Lines of data
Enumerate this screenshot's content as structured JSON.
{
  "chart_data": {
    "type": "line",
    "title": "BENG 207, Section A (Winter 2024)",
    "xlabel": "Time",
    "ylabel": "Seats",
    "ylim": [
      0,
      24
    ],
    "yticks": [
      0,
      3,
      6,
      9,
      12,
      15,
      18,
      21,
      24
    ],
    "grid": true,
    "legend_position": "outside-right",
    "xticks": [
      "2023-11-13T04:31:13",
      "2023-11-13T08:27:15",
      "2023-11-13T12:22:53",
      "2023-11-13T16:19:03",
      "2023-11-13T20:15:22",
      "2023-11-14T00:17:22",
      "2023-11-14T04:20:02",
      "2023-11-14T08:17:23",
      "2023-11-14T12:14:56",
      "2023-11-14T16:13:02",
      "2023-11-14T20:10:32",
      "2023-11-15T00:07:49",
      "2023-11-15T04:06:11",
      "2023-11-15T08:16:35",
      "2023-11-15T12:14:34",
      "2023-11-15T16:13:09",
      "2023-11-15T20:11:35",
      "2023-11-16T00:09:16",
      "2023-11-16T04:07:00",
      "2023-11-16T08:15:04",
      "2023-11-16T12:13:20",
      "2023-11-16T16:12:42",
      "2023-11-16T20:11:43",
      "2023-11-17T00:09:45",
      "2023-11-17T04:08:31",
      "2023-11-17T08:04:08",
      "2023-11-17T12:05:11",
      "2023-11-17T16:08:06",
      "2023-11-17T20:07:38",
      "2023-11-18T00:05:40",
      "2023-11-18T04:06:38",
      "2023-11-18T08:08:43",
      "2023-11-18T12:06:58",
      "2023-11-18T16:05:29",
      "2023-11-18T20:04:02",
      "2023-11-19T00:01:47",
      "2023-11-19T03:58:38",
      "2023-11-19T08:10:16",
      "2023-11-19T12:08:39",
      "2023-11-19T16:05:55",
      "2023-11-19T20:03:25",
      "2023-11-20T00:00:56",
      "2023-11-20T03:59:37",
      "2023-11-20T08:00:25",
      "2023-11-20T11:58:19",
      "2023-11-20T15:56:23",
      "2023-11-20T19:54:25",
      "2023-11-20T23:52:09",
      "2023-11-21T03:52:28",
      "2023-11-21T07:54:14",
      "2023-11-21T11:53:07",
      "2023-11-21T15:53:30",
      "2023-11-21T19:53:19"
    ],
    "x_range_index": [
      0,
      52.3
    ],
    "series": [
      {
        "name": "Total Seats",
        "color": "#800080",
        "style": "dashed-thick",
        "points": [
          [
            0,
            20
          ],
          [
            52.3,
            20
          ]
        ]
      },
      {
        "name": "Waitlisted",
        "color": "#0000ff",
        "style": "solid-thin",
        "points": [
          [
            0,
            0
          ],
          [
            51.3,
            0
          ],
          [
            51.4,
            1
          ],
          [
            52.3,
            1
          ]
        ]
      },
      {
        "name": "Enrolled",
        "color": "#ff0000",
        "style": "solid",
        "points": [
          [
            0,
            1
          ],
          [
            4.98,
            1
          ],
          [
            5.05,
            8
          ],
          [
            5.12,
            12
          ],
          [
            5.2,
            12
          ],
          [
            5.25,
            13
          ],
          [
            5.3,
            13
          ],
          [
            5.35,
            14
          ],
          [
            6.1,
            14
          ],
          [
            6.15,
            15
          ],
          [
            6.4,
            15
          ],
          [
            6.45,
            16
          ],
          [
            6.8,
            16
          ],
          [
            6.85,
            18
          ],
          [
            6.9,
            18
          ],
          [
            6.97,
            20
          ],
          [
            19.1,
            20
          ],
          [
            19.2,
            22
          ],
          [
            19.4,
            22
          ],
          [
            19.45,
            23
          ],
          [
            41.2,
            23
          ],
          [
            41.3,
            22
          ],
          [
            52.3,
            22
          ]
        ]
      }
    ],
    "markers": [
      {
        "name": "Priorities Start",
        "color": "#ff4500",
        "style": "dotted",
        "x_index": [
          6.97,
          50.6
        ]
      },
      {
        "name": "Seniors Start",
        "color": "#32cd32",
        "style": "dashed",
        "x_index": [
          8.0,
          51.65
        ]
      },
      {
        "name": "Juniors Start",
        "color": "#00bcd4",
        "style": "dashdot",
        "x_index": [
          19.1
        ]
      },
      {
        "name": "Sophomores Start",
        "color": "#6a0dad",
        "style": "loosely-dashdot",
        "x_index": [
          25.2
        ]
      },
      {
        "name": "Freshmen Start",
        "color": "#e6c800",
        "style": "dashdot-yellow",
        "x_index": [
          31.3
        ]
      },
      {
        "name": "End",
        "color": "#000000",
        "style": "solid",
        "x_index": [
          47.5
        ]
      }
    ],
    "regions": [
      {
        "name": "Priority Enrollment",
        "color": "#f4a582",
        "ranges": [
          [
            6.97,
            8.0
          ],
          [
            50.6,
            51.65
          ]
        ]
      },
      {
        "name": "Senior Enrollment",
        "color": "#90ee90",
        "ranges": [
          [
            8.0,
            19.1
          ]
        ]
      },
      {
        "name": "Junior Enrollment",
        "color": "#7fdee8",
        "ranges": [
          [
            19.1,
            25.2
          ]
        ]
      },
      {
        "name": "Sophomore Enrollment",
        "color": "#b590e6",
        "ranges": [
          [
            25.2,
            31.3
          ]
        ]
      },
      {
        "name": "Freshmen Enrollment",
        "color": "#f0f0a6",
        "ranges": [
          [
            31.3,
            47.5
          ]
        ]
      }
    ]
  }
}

| Given request |
Identify and copy lines that hold the string "style".

| Solution |
        "style": "dashed-thick",
        "style": "solid-thin",
        "style": "solid",
        "style": "dotted",
        "style": "dashed",
        "style": "dashdot",
        "style": "loosely-dashdot",
        "style": "dashdot-yellow",
        "style": "solid",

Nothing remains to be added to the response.